++++ Provided information ++++

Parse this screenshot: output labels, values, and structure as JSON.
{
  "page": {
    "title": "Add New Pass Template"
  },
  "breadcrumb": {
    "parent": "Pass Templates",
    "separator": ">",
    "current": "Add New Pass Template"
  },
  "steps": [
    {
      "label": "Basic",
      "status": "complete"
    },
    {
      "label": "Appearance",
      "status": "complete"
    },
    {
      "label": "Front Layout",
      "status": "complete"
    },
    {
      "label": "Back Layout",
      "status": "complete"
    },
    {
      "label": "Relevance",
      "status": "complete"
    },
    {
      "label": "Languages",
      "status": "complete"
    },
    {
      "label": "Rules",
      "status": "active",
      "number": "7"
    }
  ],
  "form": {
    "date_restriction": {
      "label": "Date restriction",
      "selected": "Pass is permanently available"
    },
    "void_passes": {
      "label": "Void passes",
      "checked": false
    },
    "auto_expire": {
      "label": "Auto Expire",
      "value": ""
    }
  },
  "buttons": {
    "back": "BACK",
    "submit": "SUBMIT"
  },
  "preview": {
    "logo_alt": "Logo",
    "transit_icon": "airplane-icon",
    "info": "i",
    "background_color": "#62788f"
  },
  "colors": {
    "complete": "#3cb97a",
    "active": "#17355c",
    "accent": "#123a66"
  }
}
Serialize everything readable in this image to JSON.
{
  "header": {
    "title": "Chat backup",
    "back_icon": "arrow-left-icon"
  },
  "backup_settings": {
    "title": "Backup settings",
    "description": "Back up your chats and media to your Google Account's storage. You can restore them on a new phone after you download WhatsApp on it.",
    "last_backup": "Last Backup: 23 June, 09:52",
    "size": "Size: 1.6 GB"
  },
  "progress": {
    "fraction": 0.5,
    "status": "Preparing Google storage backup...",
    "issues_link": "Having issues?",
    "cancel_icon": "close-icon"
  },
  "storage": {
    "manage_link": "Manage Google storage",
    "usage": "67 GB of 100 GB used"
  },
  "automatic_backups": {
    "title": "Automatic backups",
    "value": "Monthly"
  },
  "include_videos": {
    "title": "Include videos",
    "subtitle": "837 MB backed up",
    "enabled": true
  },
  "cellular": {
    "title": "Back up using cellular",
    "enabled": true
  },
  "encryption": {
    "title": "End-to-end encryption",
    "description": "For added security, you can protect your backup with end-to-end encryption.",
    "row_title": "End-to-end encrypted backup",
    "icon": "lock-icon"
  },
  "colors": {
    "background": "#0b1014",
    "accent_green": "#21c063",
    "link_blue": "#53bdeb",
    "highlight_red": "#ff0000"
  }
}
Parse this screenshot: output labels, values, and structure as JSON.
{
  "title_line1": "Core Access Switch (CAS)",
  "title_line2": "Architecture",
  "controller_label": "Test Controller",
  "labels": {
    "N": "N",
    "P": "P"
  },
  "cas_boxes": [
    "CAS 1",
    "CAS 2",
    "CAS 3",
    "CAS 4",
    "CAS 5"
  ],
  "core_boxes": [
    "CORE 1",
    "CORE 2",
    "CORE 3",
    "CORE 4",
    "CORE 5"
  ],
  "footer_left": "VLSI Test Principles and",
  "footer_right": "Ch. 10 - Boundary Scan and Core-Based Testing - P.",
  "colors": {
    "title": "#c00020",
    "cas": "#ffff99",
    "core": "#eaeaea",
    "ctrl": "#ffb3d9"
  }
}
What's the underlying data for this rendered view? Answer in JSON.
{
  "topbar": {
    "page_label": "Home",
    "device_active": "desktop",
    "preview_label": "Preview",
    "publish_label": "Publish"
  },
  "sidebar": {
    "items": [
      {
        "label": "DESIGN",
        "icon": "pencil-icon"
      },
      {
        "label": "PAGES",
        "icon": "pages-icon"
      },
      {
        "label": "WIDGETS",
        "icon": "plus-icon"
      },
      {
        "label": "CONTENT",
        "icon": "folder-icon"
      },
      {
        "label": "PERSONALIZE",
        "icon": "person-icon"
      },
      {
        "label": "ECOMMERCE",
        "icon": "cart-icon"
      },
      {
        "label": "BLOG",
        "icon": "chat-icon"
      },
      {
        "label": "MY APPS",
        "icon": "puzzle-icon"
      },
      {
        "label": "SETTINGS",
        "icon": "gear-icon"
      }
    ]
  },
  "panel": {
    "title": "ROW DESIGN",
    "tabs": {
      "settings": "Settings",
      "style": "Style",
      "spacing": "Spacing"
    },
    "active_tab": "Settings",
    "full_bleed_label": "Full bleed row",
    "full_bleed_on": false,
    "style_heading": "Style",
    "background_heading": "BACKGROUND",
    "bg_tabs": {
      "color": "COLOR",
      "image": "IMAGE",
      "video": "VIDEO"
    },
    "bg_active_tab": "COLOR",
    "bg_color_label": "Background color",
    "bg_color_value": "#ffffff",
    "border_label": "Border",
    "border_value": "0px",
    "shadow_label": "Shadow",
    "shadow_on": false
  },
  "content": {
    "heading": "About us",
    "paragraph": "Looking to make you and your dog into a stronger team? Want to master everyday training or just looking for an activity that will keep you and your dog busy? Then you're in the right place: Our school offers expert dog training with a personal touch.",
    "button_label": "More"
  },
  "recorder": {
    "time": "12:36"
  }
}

++++

▶ Direction:
Nothing may be left out: return each entry exactly as it reads.

▶ Solution:
Parse this screenshot: output labels, values, and structure as JSON.
{
  "page": {
    "title": "Add New Pass Template"
  },
  "breadcrumb": {
    "parent": "Pass Templates",
    "separator": ">",
    "current": "Add New Pass Template"
  },
  "steps": [
    {
      "label": "Basic",
      "status": "complete"
    },
    {
      "label": "Appearance",
      "status": "complete"
    },
    {
      "label": "Front Layout",
      "status": "complete"
    },
    {
      "label": "Back Layout",
      "status": "complete"
    },
    {
      "label": "Relevance",
      "status": "complete"
    },
    {
      "label": "Languages",
      "status": "complete"
    },
    {
      "label": "Rules",
      "status": "active",
      "number": "7"
    }
  ],
  "form": {
    "date_restriction": {
      "label": "Date restriction",
      "selected": "Pass is permanently available"
    },
    "void_passes": {
      "label": "Void passes",
      "checked": false
    },
    "auto_expire": {
      "label": "Auto Expire",
      "value": ""
    }
  },
  "buttons": {
    "back": "BACK",
    "submit": "SUBMIT"
  },
  "preview": {
    "logo_alt": "Logo",
    "transit_icon": "airplane-icon",
    "info": "i",
    "background_color": "#62788f"
  },
  "colors": {
    "complete": "#3cb97a",
    "active": "#17355c",
    "accent": "#123a66"
  }
}
Serialize everything readable in this image to JSON.
{
  "header": {
    "title": "Chat backup",
    "back_icon": "arrow-left-icon"
  },
  "backup_settings": {
    "title": "Backup settings",
    "description": "Back up your chats and media to your Google Account's storage. You can restore them on a new phone after you download WhatsApp on it.",
    "last_backup": "Last Backup: 23 June, 09:52",
    "size": "Size: 1.6 GB"
  },
  "progress": {
    "fraction": 0.5,
    "status": "Preparing Google storage backup...",
    "issues_link": "Having issues?",
    "cancel_icon": "close-icon"
  },
  "storage": {
    "manage_link": "Manage Google storage",
    "usage": "67 GB of 100 GB used"
  },
  "automatic_backups": {
    "title": "Automatic backups",
    "value": "Monthly"
  },
  "include_videos": {
    "title": "Include videos",
    "subtitle": "837 MB backed up",
    "enabled": true
  },
  "cellular": {
    "title": "Back up using cellular",
    "enabled": true
  },
  "encryption": {
    "title": "End-to-end encryption",
    "description": "For added security, you can protect your backup with end-to-end encryption.",
    "row_title": "End-to-end encrypted backup",
    "icon": "lock-icon"
  },
  "colors": {
    "background": "#0b1014",
    "accent_green": "#21c063",
    "link_blue": "#53bdeb",
    "highlight_red": "#ff0000"
  }
}
Parse this screenshot: output labels, values, and structure as JSON.
{
  "title_line1": "Core Access Switch (CAS)",
  "title_line2": "Architecture",
  "controller_label": "Test Controller",
  "labels": {
    "N": "N",
    "P": "P"
  },
  "cas_boxes": [
    "CAS 1",
    "CAS 2",
    "CAS 3",
    "CAS 4",
    "CAS 5"
  ],
  "core_boxes": [
    "CORE 1",
    "CORE 2",
    "CORE 3",
    "CORE 4",
    "CORE 5"
  ],
  "footer_left": "VLSI Test Principles and",
  "footer_right": "Ch. 10 - Boundary Scan and Core-Based Testing - P.",
  "colors": {
    "title": "#c00020",
    "cas": "#ffff99",
    "core": "#eaeaea",
    "ctrl": "#ffb3d9"
  }
}
What's the underlying data for this rendered view? Answer in JSON.
{
  "topbar": {
    "page_label": "Home",
    "device_active": "desktop",
    "preview_label": "Preview",
    "publish_label": "Publish"
  },
  "sidebar": {
    "items": [
      {
        "label": "DESIGN",
        "icon": "pencil-icon"
      },
      {
        "label": "PAGES",
        "icon": "pages-icon"
      },
      {
        "label": "WIDGETS",
        "icon": "plus-icon"
      },
      {
        "label": "CONTENT",
        "icon": "folder-icon"
      },
      {
        "label": "PERSONALIZE",
        "icon": "person-icon"
      },
      {
        "label": "ECOMMERCE",
        "icon": "cart-icon"
      },
      {
        "label": "BLOG",
        "icon": "chat-icon"
      },
      {
        "label": "MY APPS",
        "icon": "puzzle-icon"
      },
      {
        "label": "SETTINGS",
        "icon": "gear-icon"
      }
    ]
  },
  "panel": {
    "title": "ROW DESIGN",
    "tabs": {
      "settings": "Settings",
      "style": "Style",
      "spacing": "Spacing"
    },
    "active_tab": "Settings",
    "full_bleed_label": "Full bleed row",
    "full_bleed_on": false,
    "style_heading": "Style",
    "background_heading": "BACKGROUND",
    "bg_tabs": {
      "color": "COLOR",
      "image": "IMAGE",
      "video": "VIDEO"
    },
    "bg_active_tab": "COLOR",
    "bg_color_label": "Background color",
    "bg_color_value": "#ffffff",
    "border_label": "Border",
    "border_value": "0px",
    "shadow_label": "Shadow",
    "shadow_on": false
  },
  "content": {
    "heading": "About us",
    "paragraph": "Looking to make you and your dog into a stronger team? Want to master everyday training or just looking for an activity that will keep you and your dog busy? Then you're in the right place: Our school offers expert dog training with a personal touch.",
    "button_label": "More"
  },
  "recorder": {
    "time": "12:36"
  }
}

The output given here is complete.